- _Challenge_: Repeat only the lines below that run from the line with "Parse this screenshot: output" to the line with "Transcribe this image's", ends included; skip every picture.

- _Task data_:
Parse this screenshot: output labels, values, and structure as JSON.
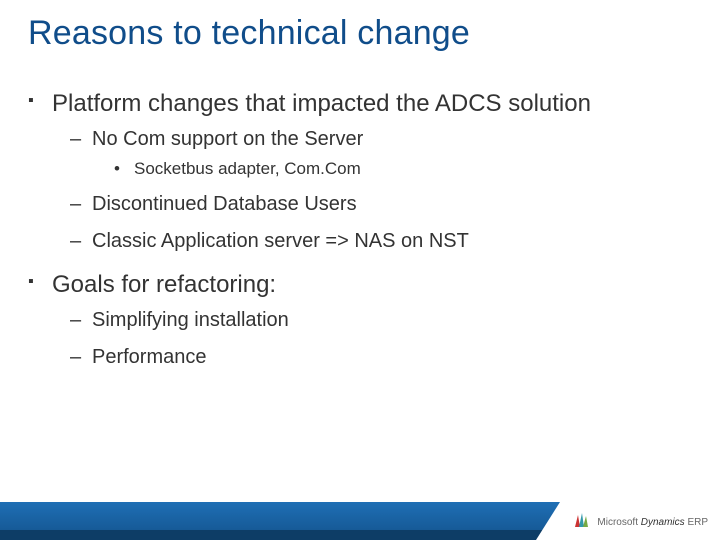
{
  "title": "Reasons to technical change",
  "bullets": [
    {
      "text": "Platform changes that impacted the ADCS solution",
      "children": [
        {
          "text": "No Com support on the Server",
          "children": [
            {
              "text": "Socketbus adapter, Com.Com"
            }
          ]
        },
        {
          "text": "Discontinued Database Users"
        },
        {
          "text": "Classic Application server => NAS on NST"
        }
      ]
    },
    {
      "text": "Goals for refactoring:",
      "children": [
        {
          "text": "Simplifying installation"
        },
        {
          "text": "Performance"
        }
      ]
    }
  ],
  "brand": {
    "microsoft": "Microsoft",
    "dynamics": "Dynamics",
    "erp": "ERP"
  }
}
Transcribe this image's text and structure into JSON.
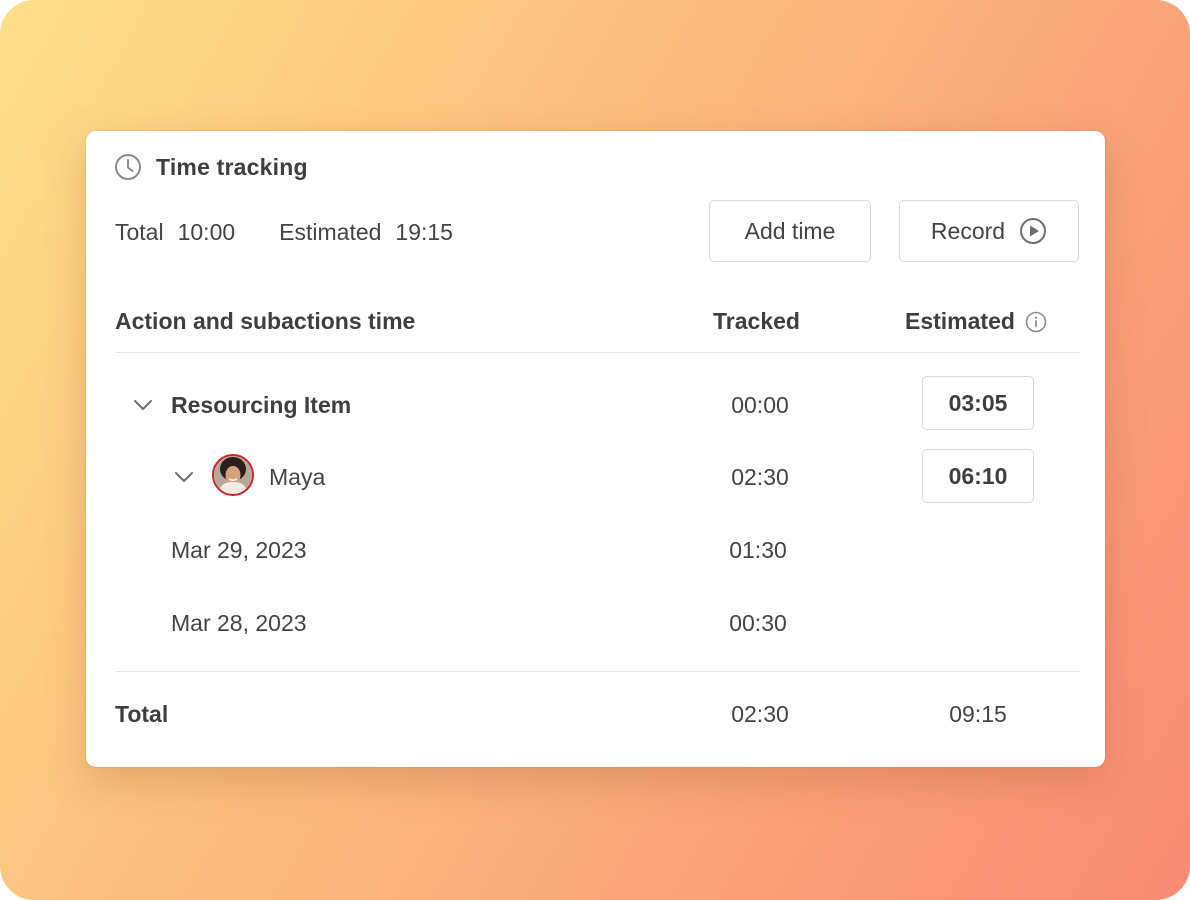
...
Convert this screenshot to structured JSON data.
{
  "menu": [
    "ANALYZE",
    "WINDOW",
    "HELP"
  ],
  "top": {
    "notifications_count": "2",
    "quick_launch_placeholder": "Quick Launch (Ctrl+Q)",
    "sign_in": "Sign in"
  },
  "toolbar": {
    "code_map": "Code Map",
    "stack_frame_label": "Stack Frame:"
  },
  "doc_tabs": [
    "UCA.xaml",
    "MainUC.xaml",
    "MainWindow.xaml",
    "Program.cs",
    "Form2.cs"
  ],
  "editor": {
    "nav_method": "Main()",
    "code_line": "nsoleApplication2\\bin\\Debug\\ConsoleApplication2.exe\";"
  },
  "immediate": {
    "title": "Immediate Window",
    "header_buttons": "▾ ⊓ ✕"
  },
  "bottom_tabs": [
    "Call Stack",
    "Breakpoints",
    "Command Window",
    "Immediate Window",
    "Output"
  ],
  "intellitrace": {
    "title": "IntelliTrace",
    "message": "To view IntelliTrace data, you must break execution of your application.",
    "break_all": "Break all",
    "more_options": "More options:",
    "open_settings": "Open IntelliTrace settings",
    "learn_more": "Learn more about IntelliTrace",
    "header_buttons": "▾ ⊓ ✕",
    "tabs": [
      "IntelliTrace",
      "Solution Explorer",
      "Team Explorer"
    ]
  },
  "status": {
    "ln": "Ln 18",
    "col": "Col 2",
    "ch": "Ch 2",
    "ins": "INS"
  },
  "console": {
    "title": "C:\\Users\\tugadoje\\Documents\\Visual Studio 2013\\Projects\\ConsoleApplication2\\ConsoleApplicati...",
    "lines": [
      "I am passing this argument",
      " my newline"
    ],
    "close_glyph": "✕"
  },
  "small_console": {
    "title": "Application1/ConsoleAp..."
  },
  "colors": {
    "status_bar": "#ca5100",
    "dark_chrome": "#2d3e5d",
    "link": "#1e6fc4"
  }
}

- _Solution to this task_:
Parse this screenshot: output labels, values, and structure as JSON.
{
  "title": "Reasons to technical change",
  "bullets": [
    {
      "text": "Platform changes that impacted the ADCS solution",
      "children": [
        {
          "text": "No Com support on the Server",
          "children": [
            {
              "text": "Socketbus adapter, Com.Com"
            }
          ]
        },
        {
          "text": "Discontinued Database Users"
        },
        {
          "text": "Classic Application server => NAS on NST"
        }
      ]
    },
    {
      "text": "Goals for refactoring:",
      "children": [
        {
          "text": "Simplifying installation"
        },
        {
          "text": "Performance"
        }
      ]
    }
  ],
  "brand": {
    "microsoft": "Microsoft",
    "dynamics": "Dynamics",
    "erp": "ERP"
  }
}
Transcribe this image's text and structure into JSON.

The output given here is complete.